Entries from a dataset
★ ★ ★ ★
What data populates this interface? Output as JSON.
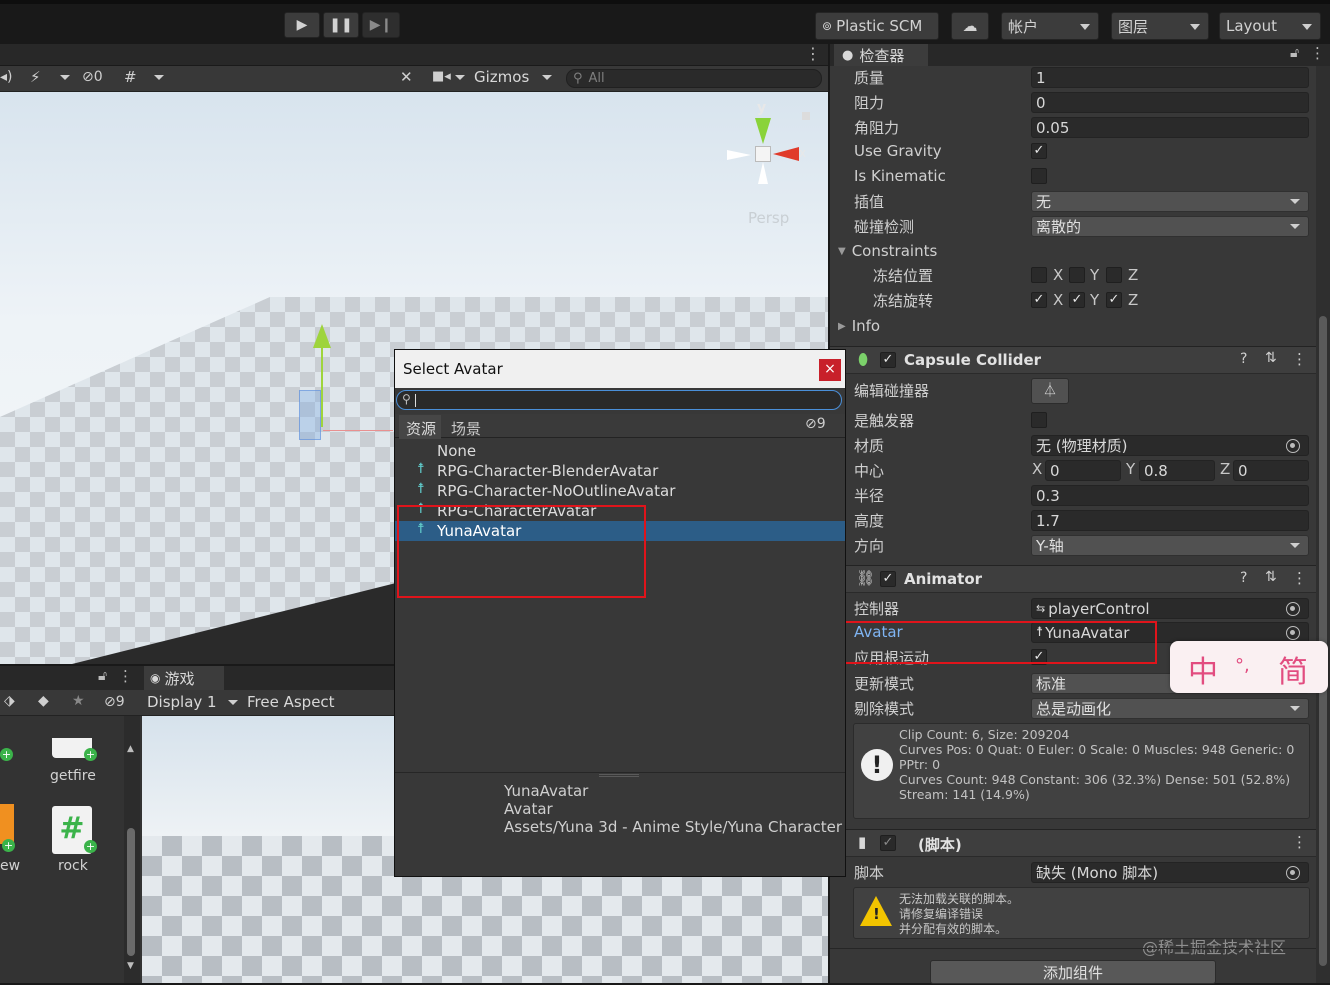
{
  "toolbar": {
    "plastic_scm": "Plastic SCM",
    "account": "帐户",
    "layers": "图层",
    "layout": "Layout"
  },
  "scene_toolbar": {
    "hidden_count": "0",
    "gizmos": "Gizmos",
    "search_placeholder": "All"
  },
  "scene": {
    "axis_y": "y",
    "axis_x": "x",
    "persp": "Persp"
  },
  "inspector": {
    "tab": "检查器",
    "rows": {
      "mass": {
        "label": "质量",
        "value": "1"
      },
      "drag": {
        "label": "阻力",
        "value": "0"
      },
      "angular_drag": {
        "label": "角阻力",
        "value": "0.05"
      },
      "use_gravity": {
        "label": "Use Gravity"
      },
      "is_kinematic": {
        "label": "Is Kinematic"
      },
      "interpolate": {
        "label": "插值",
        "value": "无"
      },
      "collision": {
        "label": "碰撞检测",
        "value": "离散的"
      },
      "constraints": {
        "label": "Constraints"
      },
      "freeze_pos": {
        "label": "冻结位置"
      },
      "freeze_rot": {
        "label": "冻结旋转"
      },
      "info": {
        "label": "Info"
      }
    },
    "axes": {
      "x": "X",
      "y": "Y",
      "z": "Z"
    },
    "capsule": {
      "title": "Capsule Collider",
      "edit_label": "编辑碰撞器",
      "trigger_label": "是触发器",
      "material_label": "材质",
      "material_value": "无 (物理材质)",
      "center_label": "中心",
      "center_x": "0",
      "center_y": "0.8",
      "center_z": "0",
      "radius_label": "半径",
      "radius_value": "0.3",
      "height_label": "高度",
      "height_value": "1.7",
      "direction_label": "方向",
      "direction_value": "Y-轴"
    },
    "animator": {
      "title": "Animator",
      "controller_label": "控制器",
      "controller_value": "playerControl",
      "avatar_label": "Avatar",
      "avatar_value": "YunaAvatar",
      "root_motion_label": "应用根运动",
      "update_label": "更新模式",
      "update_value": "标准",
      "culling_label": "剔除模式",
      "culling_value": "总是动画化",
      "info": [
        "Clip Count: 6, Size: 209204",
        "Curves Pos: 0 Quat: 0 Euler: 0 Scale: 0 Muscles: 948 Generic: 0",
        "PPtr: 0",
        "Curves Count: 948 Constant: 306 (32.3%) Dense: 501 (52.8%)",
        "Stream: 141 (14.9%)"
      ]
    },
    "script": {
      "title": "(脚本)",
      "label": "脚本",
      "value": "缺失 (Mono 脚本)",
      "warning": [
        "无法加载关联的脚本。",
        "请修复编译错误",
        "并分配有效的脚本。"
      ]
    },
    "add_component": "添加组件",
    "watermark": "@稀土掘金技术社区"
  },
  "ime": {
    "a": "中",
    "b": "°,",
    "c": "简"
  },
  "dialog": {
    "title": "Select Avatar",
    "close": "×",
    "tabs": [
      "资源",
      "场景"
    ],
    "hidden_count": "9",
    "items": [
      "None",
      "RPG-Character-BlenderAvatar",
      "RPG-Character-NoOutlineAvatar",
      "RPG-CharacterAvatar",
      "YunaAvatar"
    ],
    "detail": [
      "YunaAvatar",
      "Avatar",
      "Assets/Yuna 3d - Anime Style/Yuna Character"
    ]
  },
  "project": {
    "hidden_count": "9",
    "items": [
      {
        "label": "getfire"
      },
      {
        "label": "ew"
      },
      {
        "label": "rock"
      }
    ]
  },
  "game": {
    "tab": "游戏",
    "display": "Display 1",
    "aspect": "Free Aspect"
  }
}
★ ★ ★ ★
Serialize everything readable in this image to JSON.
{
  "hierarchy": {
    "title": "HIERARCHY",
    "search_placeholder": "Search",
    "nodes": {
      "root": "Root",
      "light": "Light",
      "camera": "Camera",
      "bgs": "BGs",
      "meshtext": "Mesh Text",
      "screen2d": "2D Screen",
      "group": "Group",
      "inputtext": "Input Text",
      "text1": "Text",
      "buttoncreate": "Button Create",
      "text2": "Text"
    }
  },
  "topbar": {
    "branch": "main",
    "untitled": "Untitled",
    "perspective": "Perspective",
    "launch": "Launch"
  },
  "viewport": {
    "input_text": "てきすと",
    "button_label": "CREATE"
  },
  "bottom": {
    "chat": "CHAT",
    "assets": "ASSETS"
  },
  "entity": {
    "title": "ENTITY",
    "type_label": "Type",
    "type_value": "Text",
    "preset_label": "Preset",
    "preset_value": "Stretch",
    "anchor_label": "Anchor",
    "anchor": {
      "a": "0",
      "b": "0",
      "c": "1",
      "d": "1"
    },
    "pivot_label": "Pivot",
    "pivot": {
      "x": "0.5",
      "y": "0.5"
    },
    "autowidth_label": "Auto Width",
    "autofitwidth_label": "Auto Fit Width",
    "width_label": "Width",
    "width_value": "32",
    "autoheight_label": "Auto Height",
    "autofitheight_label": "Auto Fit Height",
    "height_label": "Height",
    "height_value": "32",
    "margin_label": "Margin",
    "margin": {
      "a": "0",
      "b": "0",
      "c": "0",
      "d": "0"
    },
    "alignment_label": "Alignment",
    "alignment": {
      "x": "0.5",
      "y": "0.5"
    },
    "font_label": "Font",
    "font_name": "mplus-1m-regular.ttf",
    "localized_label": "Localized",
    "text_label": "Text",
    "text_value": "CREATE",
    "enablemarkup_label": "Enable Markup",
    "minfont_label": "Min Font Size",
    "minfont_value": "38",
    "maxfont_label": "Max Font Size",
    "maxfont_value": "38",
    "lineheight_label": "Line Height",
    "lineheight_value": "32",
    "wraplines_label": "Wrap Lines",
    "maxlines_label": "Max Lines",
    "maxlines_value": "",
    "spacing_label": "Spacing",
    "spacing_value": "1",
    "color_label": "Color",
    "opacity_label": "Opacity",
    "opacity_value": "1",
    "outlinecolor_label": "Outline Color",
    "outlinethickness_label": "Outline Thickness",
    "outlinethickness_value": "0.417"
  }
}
★ ★ ★ ★
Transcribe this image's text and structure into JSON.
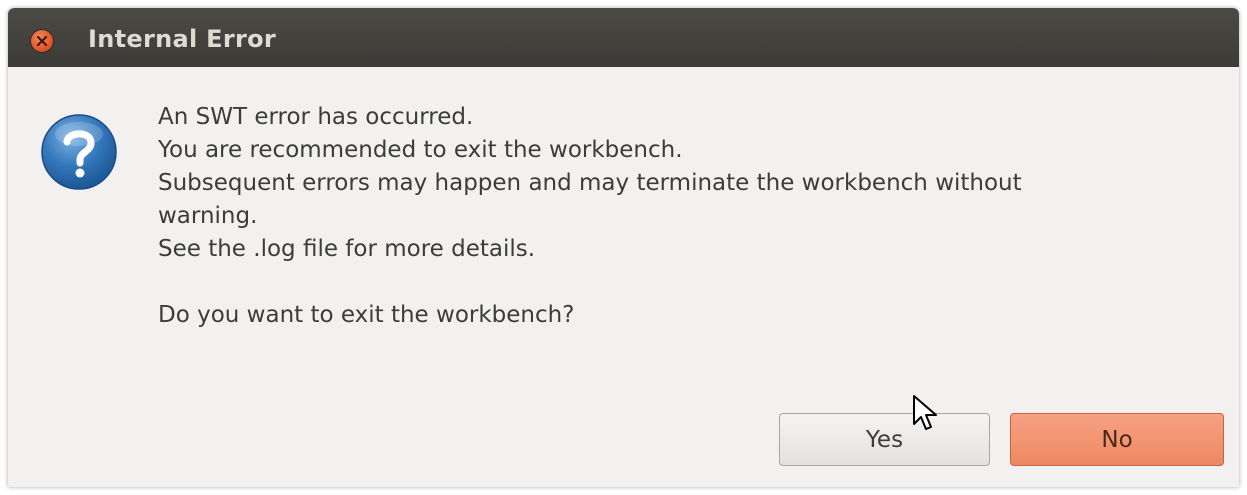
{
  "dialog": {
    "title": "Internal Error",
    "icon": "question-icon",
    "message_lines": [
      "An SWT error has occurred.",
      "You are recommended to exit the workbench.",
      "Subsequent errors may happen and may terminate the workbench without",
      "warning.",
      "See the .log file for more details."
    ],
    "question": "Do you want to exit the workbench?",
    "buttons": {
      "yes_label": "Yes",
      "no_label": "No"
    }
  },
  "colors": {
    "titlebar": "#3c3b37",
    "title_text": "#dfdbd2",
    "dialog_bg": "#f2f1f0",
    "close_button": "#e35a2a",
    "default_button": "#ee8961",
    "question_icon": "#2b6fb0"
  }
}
★ ★ ★ ★
* **SHORT TASK**
Count the lines of the material that include the word "Size", then report only the total.

* **EXERCISE RESPONSE**
3